» **WHAT THE TASK REQUIRES**
Repeat the listing in full, exactly as it stands.

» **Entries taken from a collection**

++++++++

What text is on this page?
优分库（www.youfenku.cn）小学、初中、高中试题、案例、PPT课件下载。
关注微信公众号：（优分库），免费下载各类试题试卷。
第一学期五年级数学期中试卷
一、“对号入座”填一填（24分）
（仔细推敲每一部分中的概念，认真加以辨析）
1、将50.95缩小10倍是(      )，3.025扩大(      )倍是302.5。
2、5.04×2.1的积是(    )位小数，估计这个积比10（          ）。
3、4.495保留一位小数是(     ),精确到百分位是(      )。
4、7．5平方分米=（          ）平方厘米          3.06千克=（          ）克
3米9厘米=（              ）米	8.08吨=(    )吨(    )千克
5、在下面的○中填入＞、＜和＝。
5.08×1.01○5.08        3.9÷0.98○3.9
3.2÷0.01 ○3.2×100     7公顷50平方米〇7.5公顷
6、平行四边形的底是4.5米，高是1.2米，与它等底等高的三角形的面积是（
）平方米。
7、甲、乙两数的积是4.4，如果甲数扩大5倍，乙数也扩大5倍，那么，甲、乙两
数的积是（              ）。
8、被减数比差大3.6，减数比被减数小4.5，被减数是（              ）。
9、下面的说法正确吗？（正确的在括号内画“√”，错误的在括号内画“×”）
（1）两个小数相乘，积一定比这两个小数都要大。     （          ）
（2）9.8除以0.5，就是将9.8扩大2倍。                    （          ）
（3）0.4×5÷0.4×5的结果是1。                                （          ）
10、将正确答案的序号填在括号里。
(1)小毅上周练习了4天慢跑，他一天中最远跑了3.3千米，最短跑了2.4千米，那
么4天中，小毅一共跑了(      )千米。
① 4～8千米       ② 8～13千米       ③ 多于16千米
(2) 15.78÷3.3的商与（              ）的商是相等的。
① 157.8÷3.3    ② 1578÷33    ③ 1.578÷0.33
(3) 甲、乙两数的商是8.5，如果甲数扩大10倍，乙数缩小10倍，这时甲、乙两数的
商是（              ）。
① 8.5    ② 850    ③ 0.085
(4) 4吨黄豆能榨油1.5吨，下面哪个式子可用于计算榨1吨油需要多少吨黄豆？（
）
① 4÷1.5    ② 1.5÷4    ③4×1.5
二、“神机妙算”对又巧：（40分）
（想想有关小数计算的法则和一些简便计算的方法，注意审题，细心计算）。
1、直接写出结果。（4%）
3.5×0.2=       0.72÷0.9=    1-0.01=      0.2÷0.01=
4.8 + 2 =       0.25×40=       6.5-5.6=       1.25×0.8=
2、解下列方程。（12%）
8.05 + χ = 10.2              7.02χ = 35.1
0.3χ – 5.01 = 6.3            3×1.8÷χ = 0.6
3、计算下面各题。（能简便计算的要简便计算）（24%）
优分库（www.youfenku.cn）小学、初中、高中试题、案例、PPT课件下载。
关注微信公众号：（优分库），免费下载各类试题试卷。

++++++++

» **CORRECT OUTPUT**
What text is on this page?
优分库（www.youfenku.cn）小学、初中、高中试题、案例、PPT课件下载。
关注微信公众号：（优分库），免费下载各类试题试卷。
第一学期五年级数学期中试卷
一、“对号入座”填一填（24分）
（仔细推敲每一部分中的概念，认真加以辨析）
1、将50.95缩小10倍是(      )，3.025扩大(      )倍是302.5。
2、5.04×2.1的积是(    )位小数，估计这个积比10（          ）。
3、4.495保留一位小数是(     ),精确到百分位是(      )。
4、7．5平方分米=（          ）平方厘米          3.06千克=（          ）克
3米9厘米=（              ）米	8.08吨=(    )吨(    )千克
5、在下面的○中填入＞、＜和＝。
5.08×1.01○5.08        3.9÷0.98○3.9
3.2÷0.01 ○3.2×100     7公顷50平方米〇7.5公顷
6、平行四边形的底是4.5米，高是1.2米，与它等底等高的三角形的面积是（
）平方米。
7、甲、乙两数的积是4.4，如果甲数扩大5倍，乙数也扩大5倍，那么，甲、乙两
数的积是（              ）。
8、被减数比差大3.6，减数比被减数小4.5，被减数是（              ）。
9、下面的说法正确吗？（正确的在括号内画“√”，错误的在括号内画“×”）
（1）两个小数相乘，积一定比这两个小数都要大。     （          ）
（2）9.8除以0.5，就是将9.8扩大2倍。                    （          ）
（3）0.4×5÷0.4×5的结果是1。                                （          ）
10、将正确答案的序号填在括号里。
(1)小毅上周练习了4天慢跑，他一天中最远跑了3.3千米，最短跑了2.4千米，那
么4天中，小毅一共跑了(      )千米。
① 4～8千米       ② 8～13千米       ③ 多于16千米
(2) 15.78÷3.3的商与（              ）的商是相等的。
① 157.8÷3.3    ② 1578÷33    ③ 1.578÷0.33
(3) 甲、乙两数的商是8.5，如果甲数扩大10倍，乙数缩小10倍，这时甲、乙两数的
商是（              ）。
① 8.5    ② 850    ③ 0.085
(4) 4吨黄豆能榨油1.5吨，下面哪个式子可用于计算榨1吨油需要多少吨黄豆？（
）
① 4÷1.5    ② 1.5÷4    ③4×1.5
二、“神机妙算”对又巧：（40分）
（想想有关小数计算的法则和一些简便计算的方法，注意审题，细心计算）。
1、直接写出结果。（4%）
3.5×0.2=       0.72÷0.9=    1-0.01=      0.2÷0.01=
4.8 + 2 =       0.25×40=       6.5-5.6=       1.25×0.8=
2、解下列方程。（12%）
8.05 + χ = 10.2              7.02χ = 35.1
0.3χ – 5.01 = 6.3            3×1.8÷χ = 0.6
3、计算下面各题。（能简便计算的要简便计算）（24%）
优分库（www.youfenku.cn）小学、初中、高中试题、案例、PPT课件下载。
关注微信公众号：（优分库），免费下载各类试题试卷。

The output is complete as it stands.